- EXERCISE BRIEF
Make an exact transcription of the material, leaving out all images.

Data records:
____________________

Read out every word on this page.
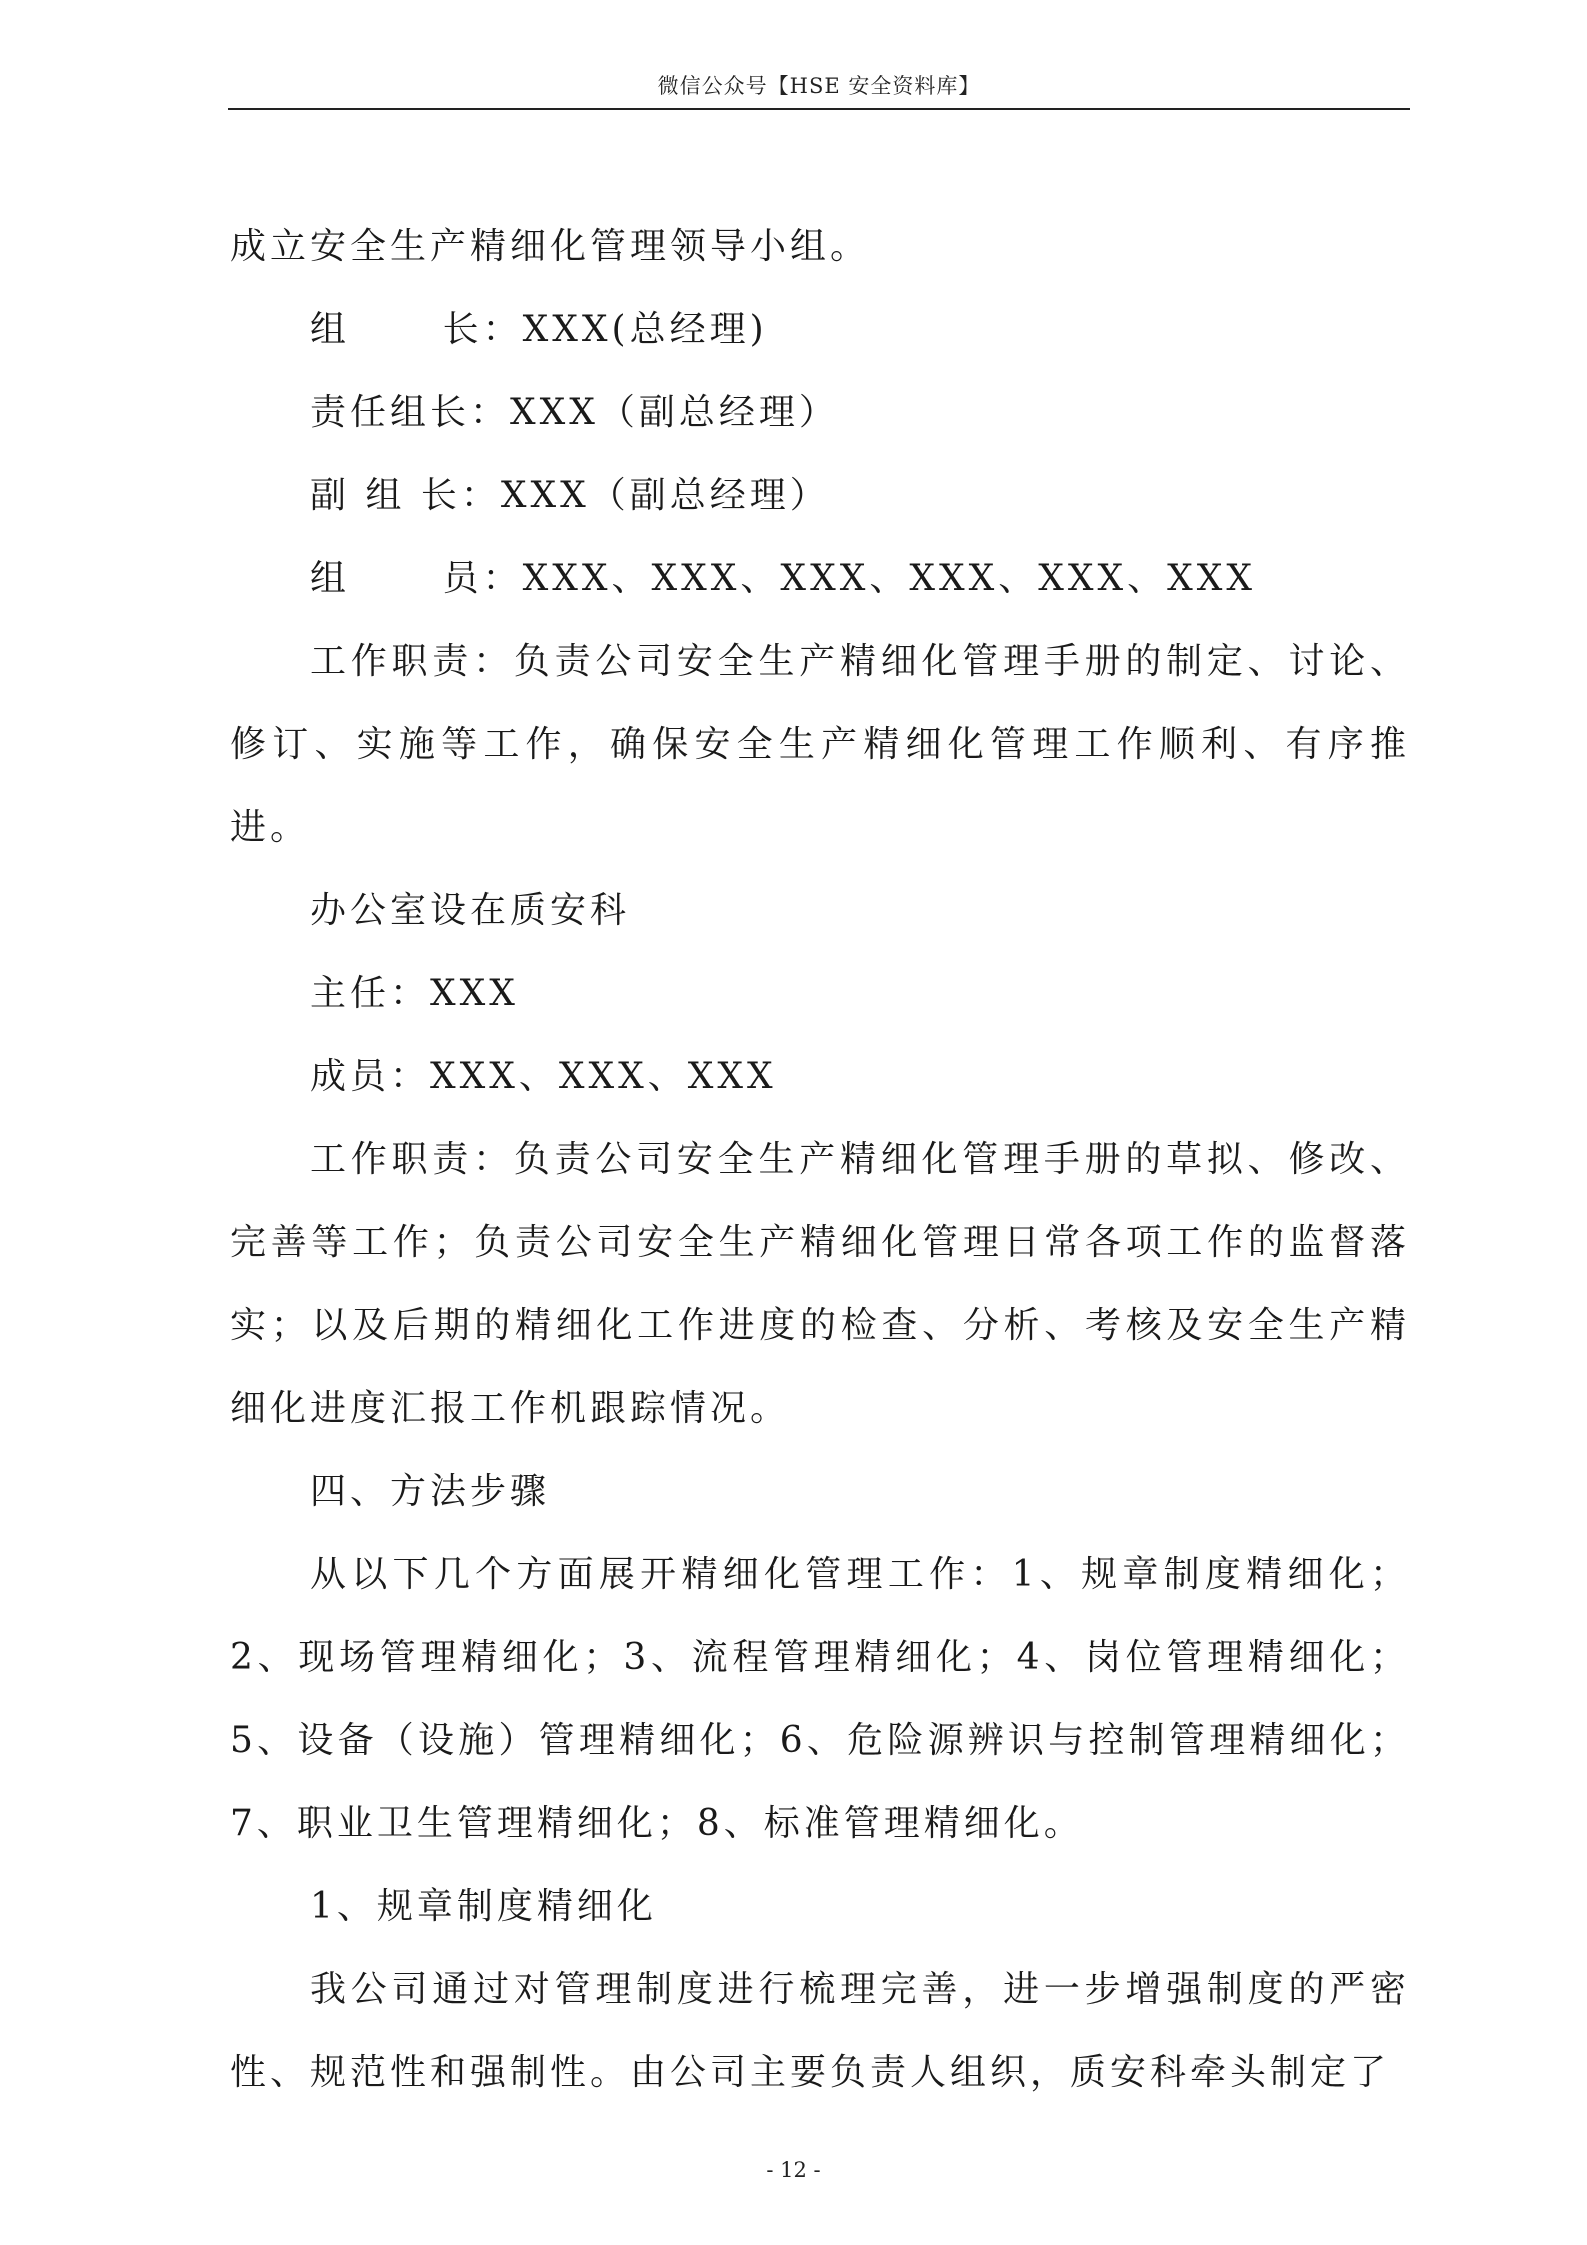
微信公众号【HSE 安全资料库】

成立安全生产精细化管理领导小组。

组      长：XXX(总经理)

责任组长：XXX（副总经理）

副 组 长：XXX（副总经理）

组      员：XXX、XXX、XXX、XXX、XXX、XXX

工作职责：负责公司安全生产精细化管理手册的制定、讨论、修订、实施等工作，确保安全生产精细化管理工作顺利、有序推进。

办公室设在质安科

主任：XXX

成员：XXX、XXX、XXX

工作职责：负责公司安全生产精细化管理手册的草拟、修改、完善等工作；负责公司安全生产精细化管理日常各项工作的监督落实；以及后期的精细化工作进度的检查、分析、考核及安全生产精细化进度汇报工作机跟踪情况。

四、方法步骤

从以下几个方面展开精细化管理工作：1、规章制度精细化；2、现场管理精细化；3、流程管理精细化；4、岗位管理精细化；5、设备（设施）管理精细化；6、危险源辨识与控制管理精细化；7、职业卫生管理精细化；8、标准管理精细化。

1、规章制度精细化

我公司通过对管理制度进行梳理完善，进一步增强制度的严密性、规范性和强制性。由公司主要负责人组织，质安科牵头制定了

- 12 -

____________________

- COMPLETE ANSWER
Read out every word on this page.
微信公众号【HSE 安全资料库】

成立安全生产精细化管理领导小组。

组      长：XXX(总经理)

责任组长：XXX（副总经理）

副 组 长：XXX（副总经理）

组      员：XXX、XXX、XXX、XXX、XXX、XXX

工作职责：负责公司安全生产精细化管理手册的制定、讨论、修订、实施等工作，确保安全生产精细化管理工作顺利、有序推进。

办公室设在质安科

主任：XXX

成员：XXX、XXX、XXX

工作职责：负责公司安全生产精细化管理手册的草拟、修改、完善等工作；负责公司安全生产精细化管理日常各项工作的监督落实；以及后期的精细化工作进度的检查、分析、考核及安全生产精细化进度汇报工作机跟踪情况。

四、方法步骤

从以下几个方面展开精细化管理工作：1、规章制度精细化；2、现场管理精细化；3、流程管理精细化；4、岗位管理精细化；5、设备（设施）管理精细化；6、危险源辨识与控制管理精细化；7、职业卫生管理精细化；8、标准管理精细化。

1、规章制度精细化

我公司通过对管理制度进行梳理完善，进一步增强制度的严密性、规范性和强制性。由公司主要负责人组织，质安科牵头制定了

- 12 -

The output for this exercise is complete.